"""

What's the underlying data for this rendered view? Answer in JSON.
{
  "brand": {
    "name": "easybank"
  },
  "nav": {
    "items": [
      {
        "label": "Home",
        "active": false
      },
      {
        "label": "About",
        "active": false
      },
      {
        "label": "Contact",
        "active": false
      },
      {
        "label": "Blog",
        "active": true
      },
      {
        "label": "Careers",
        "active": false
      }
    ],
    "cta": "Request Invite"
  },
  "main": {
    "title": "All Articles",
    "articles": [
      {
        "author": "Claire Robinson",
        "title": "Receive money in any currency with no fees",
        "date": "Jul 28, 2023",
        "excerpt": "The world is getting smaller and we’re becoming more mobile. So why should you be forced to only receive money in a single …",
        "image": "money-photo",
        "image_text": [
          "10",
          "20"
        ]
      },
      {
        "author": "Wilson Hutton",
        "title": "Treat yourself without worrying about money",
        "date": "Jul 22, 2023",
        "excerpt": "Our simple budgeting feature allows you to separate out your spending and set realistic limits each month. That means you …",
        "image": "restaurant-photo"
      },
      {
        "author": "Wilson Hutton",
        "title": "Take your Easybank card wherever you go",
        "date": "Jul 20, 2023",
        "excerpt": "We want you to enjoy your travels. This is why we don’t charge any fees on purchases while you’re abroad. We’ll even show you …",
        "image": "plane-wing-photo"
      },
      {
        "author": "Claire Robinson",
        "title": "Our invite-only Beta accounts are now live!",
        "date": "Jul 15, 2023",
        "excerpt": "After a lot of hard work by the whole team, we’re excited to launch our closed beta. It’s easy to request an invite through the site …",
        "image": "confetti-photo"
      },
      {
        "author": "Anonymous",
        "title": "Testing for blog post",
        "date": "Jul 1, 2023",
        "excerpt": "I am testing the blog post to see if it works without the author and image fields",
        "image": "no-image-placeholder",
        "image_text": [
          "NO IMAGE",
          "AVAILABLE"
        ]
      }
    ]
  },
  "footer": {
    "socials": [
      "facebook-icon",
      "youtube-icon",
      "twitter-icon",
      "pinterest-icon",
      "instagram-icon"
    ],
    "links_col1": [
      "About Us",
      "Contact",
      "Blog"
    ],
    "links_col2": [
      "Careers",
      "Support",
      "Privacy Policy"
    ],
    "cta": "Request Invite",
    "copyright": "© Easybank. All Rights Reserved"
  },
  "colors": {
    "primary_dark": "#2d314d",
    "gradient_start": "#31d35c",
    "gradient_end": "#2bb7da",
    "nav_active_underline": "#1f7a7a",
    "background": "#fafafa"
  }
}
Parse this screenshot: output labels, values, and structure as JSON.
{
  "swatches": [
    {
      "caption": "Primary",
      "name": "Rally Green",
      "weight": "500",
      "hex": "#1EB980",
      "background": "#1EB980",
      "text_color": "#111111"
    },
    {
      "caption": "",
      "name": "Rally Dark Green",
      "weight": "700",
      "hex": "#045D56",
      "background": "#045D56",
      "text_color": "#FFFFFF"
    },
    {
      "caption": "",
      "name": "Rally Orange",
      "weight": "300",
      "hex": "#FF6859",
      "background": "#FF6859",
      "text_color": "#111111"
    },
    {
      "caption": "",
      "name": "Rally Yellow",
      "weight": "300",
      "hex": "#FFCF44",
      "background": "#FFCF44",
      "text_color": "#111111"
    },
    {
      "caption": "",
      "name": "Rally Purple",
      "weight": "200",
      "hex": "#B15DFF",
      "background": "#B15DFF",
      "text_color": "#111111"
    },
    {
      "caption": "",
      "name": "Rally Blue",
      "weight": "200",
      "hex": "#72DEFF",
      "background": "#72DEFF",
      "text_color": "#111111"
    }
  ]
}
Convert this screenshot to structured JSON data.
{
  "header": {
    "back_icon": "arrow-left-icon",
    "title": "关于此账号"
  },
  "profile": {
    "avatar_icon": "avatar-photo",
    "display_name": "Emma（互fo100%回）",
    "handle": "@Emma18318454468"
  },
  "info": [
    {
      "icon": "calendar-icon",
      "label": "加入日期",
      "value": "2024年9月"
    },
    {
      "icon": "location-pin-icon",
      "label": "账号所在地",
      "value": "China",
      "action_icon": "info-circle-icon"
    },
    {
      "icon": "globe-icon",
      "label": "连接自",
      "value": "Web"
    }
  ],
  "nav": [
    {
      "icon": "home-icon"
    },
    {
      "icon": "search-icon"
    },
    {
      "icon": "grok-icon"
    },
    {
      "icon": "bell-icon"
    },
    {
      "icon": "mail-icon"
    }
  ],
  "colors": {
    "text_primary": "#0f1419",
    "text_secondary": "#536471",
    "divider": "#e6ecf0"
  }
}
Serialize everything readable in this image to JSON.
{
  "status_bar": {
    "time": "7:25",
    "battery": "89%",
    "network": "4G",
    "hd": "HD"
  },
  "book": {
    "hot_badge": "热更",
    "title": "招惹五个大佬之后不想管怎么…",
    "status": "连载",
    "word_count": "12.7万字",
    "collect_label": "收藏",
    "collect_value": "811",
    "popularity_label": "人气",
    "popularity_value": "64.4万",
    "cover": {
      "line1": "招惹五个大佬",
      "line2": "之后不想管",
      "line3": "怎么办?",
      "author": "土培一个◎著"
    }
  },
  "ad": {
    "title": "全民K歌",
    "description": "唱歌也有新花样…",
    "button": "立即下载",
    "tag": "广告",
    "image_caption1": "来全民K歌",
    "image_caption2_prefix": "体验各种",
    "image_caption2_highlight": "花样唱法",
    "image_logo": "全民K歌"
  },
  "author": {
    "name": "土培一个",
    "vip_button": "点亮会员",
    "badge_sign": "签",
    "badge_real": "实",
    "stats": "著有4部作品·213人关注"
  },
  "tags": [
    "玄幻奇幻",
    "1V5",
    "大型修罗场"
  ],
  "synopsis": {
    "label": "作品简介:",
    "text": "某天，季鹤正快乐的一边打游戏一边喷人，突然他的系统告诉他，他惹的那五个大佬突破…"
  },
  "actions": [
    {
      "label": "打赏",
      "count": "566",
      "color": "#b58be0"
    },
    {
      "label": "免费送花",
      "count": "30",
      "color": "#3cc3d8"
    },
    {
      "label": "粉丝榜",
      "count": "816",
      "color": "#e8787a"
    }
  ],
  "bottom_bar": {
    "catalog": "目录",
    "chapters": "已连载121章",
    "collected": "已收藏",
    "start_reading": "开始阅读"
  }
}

"""

• _Stated exercise_
Return all lines containing "post".

• _The completed task_
        "title": "Testing for blog post",
        "excerpt": "I am testing the blog post to see if it works without the author and image fields",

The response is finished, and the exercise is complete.